▶ _WHAT YOU WILL DO_: In the listing below, pick out lines with "Smart".
* BEGIN *
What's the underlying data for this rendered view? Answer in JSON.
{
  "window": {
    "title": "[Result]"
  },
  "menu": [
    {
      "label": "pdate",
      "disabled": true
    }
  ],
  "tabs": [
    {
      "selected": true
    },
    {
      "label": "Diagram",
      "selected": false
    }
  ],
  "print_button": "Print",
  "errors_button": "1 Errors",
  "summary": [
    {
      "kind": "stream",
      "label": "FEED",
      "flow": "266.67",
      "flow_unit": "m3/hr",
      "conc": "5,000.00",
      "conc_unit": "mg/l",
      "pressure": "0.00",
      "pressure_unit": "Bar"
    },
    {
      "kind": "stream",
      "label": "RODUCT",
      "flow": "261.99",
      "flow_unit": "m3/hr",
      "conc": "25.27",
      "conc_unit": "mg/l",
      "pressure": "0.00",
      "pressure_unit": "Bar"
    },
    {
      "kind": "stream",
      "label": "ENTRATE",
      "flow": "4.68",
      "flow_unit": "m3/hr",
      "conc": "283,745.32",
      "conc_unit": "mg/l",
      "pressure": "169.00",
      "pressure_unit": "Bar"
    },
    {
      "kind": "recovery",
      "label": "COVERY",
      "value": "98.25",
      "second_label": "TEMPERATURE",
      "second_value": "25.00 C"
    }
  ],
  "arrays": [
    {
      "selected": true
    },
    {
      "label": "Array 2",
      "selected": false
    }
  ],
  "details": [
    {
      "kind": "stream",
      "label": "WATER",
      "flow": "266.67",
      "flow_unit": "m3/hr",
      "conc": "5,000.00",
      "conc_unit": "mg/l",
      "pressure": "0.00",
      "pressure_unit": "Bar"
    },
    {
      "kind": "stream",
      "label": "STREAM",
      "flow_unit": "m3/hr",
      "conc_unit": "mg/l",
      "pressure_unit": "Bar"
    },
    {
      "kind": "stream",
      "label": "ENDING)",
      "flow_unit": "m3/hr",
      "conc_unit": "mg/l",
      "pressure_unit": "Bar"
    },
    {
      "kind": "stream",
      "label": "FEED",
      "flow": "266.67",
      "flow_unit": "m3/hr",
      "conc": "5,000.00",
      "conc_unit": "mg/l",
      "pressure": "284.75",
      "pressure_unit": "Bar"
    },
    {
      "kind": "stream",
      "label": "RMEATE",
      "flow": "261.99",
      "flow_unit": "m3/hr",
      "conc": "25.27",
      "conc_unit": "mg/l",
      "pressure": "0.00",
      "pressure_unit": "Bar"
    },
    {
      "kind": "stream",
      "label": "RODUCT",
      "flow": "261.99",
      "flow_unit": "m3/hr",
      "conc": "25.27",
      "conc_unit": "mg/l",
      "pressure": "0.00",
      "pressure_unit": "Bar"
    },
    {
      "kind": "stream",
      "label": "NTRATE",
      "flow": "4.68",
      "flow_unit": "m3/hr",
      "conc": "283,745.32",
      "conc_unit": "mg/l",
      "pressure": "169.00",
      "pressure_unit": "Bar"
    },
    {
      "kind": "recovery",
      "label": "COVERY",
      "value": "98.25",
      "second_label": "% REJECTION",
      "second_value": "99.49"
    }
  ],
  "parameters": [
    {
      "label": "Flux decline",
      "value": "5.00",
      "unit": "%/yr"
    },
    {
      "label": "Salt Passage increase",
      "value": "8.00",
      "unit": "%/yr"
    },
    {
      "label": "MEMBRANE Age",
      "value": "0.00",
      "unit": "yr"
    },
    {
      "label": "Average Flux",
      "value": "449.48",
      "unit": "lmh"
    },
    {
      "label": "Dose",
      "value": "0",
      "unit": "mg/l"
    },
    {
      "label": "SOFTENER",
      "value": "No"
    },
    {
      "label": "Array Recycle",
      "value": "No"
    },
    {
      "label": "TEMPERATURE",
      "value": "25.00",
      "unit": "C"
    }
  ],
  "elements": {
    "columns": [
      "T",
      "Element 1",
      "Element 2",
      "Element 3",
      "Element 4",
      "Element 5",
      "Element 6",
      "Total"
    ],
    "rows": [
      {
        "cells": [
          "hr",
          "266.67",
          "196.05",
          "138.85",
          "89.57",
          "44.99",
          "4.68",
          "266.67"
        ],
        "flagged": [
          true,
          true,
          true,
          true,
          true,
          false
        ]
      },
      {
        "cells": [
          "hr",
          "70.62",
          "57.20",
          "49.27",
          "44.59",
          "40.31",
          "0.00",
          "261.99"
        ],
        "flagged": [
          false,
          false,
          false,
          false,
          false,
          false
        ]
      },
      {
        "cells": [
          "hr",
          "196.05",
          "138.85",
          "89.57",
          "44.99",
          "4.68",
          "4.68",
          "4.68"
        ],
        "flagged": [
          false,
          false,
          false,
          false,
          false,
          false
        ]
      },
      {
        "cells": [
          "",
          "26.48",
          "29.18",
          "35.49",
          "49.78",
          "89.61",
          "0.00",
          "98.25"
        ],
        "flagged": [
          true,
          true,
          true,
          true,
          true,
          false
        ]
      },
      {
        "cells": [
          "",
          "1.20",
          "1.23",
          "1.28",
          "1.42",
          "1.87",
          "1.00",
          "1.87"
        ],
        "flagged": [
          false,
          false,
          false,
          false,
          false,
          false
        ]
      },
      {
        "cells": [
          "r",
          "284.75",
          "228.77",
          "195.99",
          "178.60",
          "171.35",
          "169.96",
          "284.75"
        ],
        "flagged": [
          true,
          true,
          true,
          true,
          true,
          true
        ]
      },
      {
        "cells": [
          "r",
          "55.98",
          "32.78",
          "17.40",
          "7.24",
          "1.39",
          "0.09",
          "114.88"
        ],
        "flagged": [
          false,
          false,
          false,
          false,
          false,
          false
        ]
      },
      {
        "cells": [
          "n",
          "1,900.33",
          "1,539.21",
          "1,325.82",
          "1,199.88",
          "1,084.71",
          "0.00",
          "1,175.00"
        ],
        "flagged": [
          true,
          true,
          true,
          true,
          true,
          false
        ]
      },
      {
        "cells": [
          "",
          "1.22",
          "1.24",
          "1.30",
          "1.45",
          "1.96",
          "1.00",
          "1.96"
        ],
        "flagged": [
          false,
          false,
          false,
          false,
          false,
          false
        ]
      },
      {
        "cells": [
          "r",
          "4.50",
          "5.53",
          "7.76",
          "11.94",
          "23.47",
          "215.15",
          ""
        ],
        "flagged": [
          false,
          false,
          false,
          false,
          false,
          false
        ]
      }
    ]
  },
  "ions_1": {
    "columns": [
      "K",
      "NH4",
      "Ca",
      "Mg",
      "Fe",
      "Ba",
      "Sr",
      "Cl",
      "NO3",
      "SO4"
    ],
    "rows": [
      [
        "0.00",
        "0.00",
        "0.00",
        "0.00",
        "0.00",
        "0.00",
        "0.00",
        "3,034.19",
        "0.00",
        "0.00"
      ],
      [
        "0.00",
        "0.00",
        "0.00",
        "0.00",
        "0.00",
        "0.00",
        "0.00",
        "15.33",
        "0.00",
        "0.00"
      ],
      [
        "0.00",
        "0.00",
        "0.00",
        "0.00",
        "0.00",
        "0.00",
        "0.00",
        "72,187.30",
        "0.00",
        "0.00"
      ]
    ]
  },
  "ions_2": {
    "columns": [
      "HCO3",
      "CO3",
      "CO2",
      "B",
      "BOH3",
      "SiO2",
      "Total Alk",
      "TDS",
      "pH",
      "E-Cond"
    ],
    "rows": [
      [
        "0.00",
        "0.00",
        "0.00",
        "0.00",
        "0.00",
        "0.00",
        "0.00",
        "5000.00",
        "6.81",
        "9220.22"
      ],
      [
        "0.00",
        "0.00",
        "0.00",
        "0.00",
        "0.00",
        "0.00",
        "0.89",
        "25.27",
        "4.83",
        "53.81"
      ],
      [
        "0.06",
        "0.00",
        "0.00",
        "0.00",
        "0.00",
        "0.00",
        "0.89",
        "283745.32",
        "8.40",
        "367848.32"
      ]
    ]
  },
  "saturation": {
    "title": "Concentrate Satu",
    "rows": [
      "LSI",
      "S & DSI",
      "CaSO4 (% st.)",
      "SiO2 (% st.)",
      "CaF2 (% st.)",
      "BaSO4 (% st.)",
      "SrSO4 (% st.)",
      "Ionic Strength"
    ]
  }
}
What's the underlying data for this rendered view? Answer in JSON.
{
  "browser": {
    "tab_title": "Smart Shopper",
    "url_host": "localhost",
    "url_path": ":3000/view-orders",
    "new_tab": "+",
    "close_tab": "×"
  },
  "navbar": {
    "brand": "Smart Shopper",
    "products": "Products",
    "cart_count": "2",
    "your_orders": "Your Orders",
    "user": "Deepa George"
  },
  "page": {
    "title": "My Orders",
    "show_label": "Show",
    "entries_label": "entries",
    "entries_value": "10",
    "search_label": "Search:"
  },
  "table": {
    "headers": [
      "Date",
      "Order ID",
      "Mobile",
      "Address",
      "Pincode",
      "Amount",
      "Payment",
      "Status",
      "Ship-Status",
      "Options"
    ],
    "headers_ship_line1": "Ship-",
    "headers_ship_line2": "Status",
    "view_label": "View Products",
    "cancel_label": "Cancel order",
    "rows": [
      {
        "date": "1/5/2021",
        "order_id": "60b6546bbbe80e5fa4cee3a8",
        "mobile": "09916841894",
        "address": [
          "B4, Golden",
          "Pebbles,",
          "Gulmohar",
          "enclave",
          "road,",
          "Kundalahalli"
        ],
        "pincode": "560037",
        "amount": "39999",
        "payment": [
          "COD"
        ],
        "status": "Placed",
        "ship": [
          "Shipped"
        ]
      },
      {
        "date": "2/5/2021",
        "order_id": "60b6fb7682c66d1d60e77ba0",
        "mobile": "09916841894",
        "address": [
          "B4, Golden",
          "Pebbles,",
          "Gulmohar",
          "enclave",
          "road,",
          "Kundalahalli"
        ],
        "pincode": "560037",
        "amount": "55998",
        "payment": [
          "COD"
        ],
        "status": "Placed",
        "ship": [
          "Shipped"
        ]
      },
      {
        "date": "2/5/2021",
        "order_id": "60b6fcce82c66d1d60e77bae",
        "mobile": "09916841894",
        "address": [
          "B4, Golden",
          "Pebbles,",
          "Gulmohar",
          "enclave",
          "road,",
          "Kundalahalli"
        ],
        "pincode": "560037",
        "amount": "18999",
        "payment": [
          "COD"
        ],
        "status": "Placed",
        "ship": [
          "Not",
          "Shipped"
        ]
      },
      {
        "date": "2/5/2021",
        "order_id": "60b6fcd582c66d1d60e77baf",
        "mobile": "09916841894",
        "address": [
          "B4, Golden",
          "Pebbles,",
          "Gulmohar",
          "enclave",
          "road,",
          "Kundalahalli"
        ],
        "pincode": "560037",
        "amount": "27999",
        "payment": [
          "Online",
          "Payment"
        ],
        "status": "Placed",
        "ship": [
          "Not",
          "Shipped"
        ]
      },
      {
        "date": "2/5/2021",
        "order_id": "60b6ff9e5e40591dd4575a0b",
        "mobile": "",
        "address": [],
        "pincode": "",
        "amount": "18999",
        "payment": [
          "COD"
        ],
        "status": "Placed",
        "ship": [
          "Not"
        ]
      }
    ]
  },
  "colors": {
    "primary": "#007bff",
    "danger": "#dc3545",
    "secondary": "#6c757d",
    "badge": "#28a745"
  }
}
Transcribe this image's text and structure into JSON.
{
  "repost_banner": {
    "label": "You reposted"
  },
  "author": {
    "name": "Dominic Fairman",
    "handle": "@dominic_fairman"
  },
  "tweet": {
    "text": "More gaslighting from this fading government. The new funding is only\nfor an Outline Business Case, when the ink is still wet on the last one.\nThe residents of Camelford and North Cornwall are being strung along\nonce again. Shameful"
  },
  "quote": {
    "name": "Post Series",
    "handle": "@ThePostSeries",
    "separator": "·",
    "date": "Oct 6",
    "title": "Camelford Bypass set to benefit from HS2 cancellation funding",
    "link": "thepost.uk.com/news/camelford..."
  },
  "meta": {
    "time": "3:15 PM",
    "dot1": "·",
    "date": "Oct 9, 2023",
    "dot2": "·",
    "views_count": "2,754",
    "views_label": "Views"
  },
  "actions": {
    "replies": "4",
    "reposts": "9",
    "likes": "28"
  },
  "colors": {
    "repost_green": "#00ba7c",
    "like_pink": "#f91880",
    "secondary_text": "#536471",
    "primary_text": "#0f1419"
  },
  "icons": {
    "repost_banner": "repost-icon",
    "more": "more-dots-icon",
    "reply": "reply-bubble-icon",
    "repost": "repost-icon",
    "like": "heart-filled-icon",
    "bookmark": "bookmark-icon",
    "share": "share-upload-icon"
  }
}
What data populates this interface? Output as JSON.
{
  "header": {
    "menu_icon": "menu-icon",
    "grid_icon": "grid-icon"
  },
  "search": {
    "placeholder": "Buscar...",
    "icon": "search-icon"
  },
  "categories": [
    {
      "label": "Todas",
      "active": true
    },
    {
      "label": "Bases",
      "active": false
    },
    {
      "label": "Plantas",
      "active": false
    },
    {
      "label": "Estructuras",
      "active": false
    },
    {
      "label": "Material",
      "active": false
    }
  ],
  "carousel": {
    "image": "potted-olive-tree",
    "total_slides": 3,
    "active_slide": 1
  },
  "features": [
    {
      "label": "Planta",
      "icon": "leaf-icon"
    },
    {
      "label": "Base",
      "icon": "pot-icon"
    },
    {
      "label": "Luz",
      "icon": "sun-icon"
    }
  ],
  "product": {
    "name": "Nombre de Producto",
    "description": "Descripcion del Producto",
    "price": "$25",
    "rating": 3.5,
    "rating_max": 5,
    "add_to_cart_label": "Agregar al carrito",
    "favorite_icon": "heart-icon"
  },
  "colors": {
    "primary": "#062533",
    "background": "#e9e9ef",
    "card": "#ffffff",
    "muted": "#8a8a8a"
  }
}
* END *
▶ _SOLUTION FOR THIS EXERCISE_:
    "tab_title": "Smart Shopper",
    "brand": "Smart Shopper",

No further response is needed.